- **Records**:
BEGIN

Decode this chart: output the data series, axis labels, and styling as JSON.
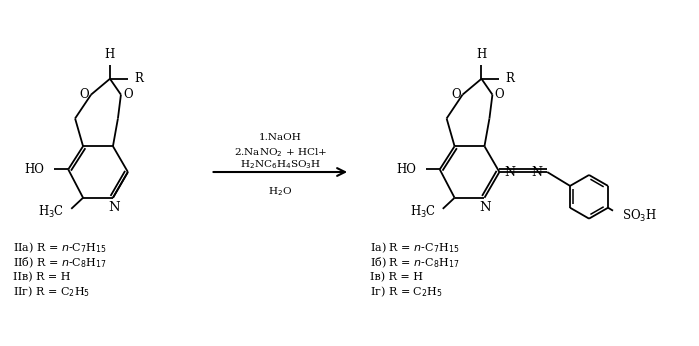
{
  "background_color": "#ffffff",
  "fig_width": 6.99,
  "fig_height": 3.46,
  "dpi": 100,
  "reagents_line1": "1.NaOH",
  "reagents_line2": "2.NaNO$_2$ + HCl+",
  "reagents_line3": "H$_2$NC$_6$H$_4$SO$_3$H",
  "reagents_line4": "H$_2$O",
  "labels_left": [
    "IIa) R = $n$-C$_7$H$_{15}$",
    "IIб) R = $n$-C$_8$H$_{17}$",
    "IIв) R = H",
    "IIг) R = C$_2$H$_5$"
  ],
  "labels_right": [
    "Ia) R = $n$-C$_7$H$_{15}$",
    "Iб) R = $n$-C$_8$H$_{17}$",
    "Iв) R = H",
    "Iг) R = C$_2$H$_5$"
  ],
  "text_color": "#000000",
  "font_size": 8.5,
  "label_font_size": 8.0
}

END

- **EXERCISE**: Output all of the records exactly as they appear above, but not the pictures.

- **PROBLEM SOLUTION**:
Decode this chart: output the data series, axis labels, and styling as JSON.
{
  "background_color": "#ffffff",
  "fig_width": 6.99,
  "fig_height": 3.46,
  "dpi": 100,
  "reagents_line1": "1.NaOH",
  "reagents_line2": "2.NaNO$_2$ + HCl+",
  "reagents_line3": "H$_2$NC$_6$H$_4$SO$_3$H",
  "reagents_line4": "H$_2$O",
  "labels_left": [
    "IIa) R = $n$-C$_7$H$_{15}$",
    "IIб) R = $n$-C$_8$H$_{17}$",
    "IIв) R = H",
    "IIг) R = C$_2$H$_5$"
  ],
  "labels_right": [
    "Ia) R = $n$-C$_7$H$_{15}$",
    "Iб) R = $n$-C$_8$H$_{17}$",
    "Iв) R = H",
    "Iг) R = C$_2$H$_5$"
  ],
  "text_color": "#000000",
  "font_size": 8.5,
  "label_font_size": 8.0
}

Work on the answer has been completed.